▶ _GIVEN PASSAGE_:

▼

An Abstract Type System? Hunh?

[ This article originally appeared on my blog on April 15th, 2010. -Ed.]

Today's VWRAP essentials post is for a more technical audience. If you're reading this, I'm going to assume you're familiar with VWRAP, the Virtual World Region Agent Protocol. if you need a refresher, you can look at "What is VWRAP?" [1] post on this blog, read the VWRAP Working Group Charter [2], or read the latest draft of the "VWRAP : Intro and Goals" [3] document.

Early in the list of technical deliverables for the VWRAP working group is the document titled "Abstract Type System for the Transmission of Dynamic Structured Data." [4] In this post we're going to answer the question "What is an abstract type system and why should I care?"

c? c++? python? c#? php? javascript?

There are a bunch of languages used by virtual world programmers. Which one should we standardize on? If you answered "we shouldn't standardize on any of them," then you gave the right answer. VWRAP is a wire protocol intended to be implementable by any language. If you can open a network socket and receive arbitrary HTTP requests, we're hoping you can use it to implement VWRAP.

But this introduces a bit of a quandry. The type behavior of languages is mildly different. Integers in c are 32 bits in length, unless they're 16 or 64. JavaScript seems to not have a limit, transparently converting regular integers into multi-precision integers (except when it doesn't.) And in some languages the results of adding integers to strings isn't the same as others.

While most languages provide a plethora of types (like integers, strings, dates, etc.) the rules for adding them together or converting them to other types are inconsistent. In normal development this isn't too much of a problem; on the rare occasion programmers have to code in different languages, there are frequently tools to manage the differences. These tools usually only work on a specific system, however. they're designed not to work in the general case, but tailored for a particular development environment.

It's still really nice to be able to use familiar types like integers, strings, dates and so on when describing protocol messages. But if there's no easy way to convert between types used in different implementations, what do you do?

The LLSD Abstract Type System

An early version of the LLSD abstract type system was introduced internally in 2005 and was intended to hide type system differences between C++, python and ruby based services. The intent was to store structured data independent of language-based type behavior. When a python program read data written by a C++ program, it would know what the rules were. Integers were ALWAYS 32 bits wide. Dates were ALWAYS stored in the same format; not a 32 bit int on some systems or a string on others.

Over the past five years, LLSD has been refined somewhat, but the basic rules are the same: there are a fixed number of types that all languages SHOULD be able to understand. There are a fixed number of serialization formats (currently there are three) each with fixed rules about how data is serialized and later de-serialized.

The benefit of this system is if you specify your abstract type system used to store or transmit data, and you make the serialization rules easy to implement, future programming languages, environments and operating systems should have minimal problems parsing the data.

▲

▶ _PROVIDED DATA_:
▼

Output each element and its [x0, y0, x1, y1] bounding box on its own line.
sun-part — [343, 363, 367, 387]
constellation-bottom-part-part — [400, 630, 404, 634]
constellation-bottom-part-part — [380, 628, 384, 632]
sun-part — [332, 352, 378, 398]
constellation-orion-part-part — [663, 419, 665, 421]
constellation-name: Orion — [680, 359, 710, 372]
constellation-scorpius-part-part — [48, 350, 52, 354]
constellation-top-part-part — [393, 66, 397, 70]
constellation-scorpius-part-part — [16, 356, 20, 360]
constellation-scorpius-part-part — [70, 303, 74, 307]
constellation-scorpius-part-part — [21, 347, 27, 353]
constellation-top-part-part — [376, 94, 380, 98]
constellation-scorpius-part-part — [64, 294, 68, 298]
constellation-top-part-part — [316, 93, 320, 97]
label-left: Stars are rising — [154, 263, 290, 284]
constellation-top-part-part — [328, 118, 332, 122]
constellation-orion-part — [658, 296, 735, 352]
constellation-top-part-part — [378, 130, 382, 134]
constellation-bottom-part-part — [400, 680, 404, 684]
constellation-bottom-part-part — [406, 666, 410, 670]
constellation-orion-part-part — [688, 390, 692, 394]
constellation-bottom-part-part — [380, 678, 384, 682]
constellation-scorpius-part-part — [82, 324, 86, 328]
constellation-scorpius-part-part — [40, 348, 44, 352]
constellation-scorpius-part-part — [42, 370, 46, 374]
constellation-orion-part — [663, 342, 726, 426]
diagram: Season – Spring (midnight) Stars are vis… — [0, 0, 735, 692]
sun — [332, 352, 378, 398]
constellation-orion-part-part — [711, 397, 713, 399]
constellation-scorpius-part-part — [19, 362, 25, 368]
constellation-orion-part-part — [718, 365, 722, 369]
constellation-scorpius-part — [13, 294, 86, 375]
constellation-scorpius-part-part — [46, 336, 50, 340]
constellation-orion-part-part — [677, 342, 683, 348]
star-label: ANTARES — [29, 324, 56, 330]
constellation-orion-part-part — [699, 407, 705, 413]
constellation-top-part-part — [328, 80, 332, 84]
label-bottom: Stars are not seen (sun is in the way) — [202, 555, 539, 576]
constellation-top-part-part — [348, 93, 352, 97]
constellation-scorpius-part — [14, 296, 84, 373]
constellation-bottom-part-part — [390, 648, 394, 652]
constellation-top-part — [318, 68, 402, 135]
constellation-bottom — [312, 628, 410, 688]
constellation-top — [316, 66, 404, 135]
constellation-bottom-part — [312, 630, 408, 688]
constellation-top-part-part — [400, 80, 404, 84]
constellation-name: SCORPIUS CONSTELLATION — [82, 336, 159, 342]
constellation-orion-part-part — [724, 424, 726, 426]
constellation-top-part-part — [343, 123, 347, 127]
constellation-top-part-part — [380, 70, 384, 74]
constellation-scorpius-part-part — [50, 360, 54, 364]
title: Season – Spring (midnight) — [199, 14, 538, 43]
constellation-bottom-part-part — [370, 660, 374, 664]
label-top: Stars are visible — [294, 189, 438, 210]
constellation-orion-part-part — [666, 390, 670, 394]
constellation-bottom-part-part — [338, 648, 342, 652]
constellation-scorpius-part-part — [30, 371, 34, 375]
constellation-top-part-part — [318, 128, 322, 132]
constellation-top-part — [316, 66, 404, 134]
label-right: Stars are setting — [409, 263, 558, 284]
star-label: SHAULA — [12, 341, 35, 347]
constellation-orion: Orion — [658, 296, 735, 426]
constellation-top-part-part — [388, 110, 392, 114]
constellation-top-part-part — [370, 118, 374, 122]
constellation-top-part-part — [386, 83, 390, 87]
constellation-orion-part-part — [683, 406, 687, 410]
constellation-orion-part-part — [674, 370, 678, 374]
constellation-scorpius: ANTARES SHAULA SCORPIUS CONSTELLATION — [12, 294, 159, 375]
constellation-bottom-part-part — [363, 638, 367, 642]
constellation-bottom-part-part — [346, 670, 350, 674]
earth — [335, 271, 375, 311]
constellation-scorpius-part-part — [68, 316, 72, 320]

▲

▶ _JOB 1_:
Answer these questions using the VWRAP post:
(a) In what year was an early version of the LLSD abstract type system introduced internally, and between which languages was it meant to hide type differences?
(b) How many serialization formats does LLSD currently have?
(c) What does a programmer need to be able to do in order to implement VWRAP?
▶ _JOB 2_: According to the VWRAP post, why did LLSD fix rules such as integers always being 32 bits wide and dates always being stored in the same format?

▶ _EXERCISE RESPONSE 1_:
(a) It was introduced in 2005 to hide type differences between C++, python and ruby based services.
(b) LLSD currently has three serialization formats.
(c) The programmer needs to be able to open a network socket and receive arbitrary HTTP requests.

▶ _EXERCISE RESPONSE 2_: Languages differ in how their types behave, and their rules for combining and converting types are inconsistent. LLSD was meant to store structured data independent of any language's type behavior, so that a program in one language reading data written in another would know what the rules were.